- **WORK ITEM**:
The answer should consist of the full listing below, repeated exactly and free of pictures.

*** Opening EXTRACTED RECORDS ***

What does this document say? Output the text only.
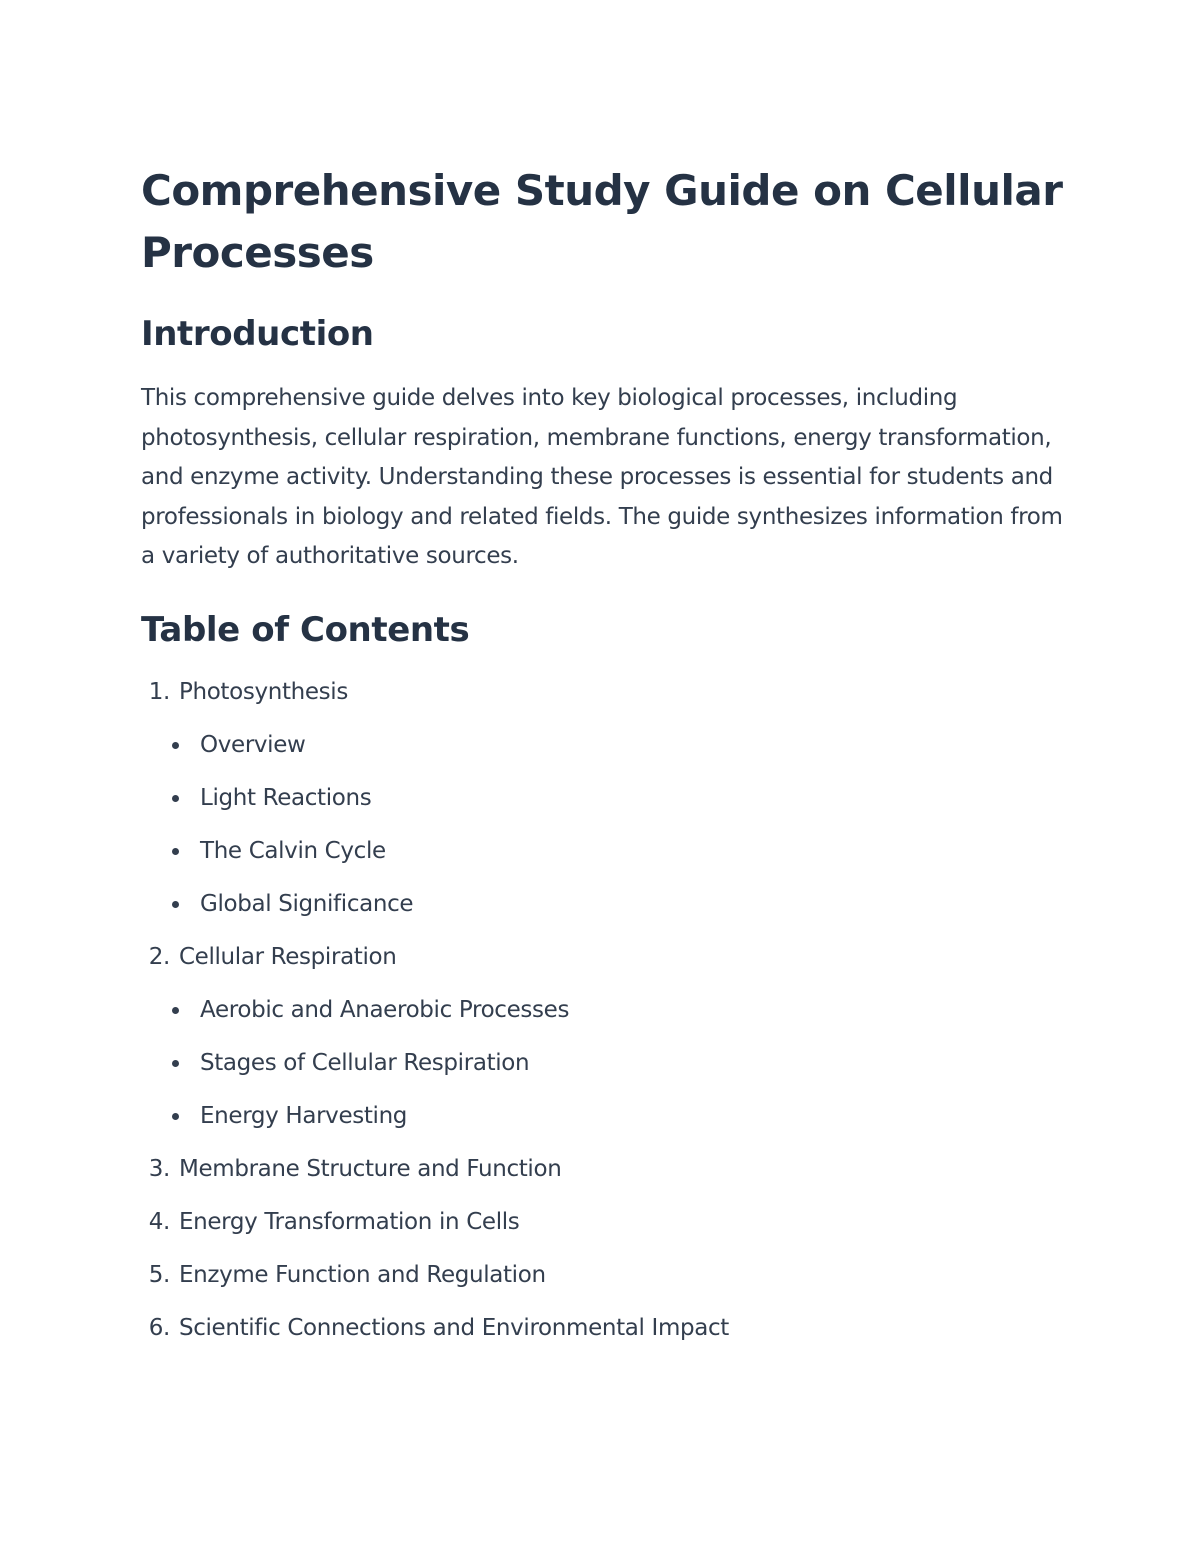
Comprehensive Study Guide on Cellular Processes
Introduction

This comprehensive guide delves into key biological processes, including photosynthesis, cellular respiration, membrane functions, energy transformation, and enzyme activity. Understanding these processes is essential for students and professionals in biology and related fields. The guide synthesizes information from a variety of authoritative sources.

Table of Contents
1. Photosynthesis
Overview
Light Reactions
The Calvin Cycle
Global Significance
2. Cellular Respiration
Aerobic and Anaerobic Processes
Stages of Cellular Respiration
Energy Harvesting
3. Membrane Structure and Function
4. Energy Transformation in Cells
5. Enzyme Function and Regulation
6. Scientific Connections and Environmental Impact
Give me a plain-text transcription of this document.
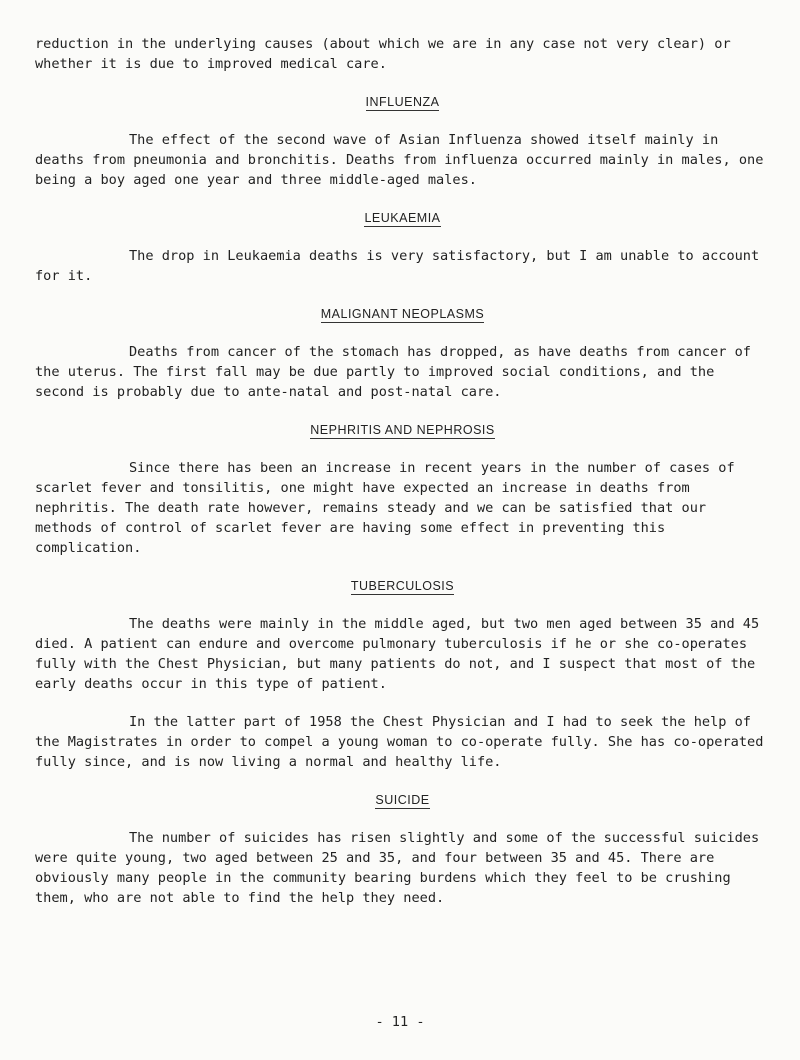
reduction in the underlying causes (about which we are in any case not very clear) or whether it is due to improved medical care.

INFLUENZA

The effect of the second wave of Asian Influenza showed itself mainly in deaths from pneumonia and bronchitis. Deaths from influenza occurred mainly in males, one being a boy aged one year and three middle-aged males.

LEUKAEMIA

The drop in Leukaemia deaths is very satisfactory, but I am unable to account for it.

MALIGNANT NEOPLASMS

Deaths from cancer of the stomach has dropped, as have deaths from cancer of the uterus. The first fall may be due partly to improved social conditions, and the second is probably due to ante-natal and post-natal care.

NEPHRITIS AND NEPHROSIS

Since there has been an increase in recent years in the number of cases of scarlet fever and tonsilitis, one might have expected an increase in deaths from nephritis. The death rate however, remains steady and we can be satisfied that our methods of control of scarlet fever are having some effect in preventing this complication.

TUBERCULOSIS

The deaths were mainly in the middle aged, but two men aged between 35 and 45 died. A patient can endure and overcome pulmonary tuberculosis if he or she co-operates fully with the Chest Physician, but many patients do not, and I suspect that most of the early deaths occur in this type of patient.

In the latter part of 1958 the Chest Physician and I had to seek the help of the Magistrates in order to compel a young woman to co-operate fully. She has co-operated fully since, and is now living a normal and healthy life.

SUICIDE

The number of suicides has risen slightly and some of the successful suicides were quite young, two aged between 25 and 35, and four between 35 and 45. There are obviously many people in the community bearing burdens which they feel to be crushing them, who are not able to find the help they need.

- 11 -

*** Closing EXTRACTED RECORDS ***

- **EXPECTED ANSWER**:
What does this document say? Output the text only.
Comprehensive Study Guide on Cellular Processes
Introduction

This comprehensive guide delves into key biological processes, including photosynthesis, cellular respiration, membrane functions, energy transformation, and enzyme activity. Understanding these processes is essential for students and professionals in biology and related fields. The guide synthesizes information from a variety of authoritative sources.

Table of Contents
1. Photosynthesis
Overview
Light Reactions
The Calvin Cycle
Global Significance
2. Cellular Respiration
Aerobic and Anaerobic Processes
Stages of Cellular Respiration
Energy Harvesting
3. Membrane Structure and Function
4. Energy Transformation in Cells
5. Enzyme Function and Regulation
6. Scientific Connections and Environmental Impact
Give me a plain-text transcription of this document.
reduction in the underlying causes (about which we are in any case not very clear) or whether it is due to improved medical care.

INFLUENZA

The effect of the second wave of Asian Influenza showed itself mainly in deaths from pneumonia and bronchitis. Deaths from influenza occurred mainly in males, one being a boy aged one year and three middle-aged males.

LEUKAEMIA

The drop in Leukaemia deaths is very satisfactory, but I am unable to account for it.

MALIGNANT NEOPLASMS

Deaths from cancer of the stomach has dropped, as have deaths from cancer of the uterus. The first fall may be due partly to improved social conditions, and the second is probably due to ante-natal and post-natal care.

NEPHRITIS AND NEPHROSIS

Since there has been an increase in recent years in the number of cases of scarlet fever and tonsilitis, one might have expected an increase in deaths from nephritis. The death rate however, remains steady and we can be satisfied that our methods of control of scarlet fever are having some effect in preventing this complication.

TUBERCULOSIS

The deaths were mainly in the middle aged, but two men aged between 35 and 45 died. A patient can endure and overcome pulmonary tuberculosis if he or she co-operates fully with the Chest Physician, but many patients do not, and I suspect that most of the early deaths occur in this type of patient.

In the latter part of 1958 the Chest Physician and I had to seek the help of the Magistrates in order to compel a young woman to co-operate fully. She has co-operated fully since, and is now living a normal and healthy life.

SUICIDE

The number of suicides has risen slightly and some of the successful suicides were quite young, two aged between 25 and 35, and four between 35 and 45. There are obviously many people in the community bearing burdens which they feel to be crushing them, who are not able to find the help they need.

- 11 -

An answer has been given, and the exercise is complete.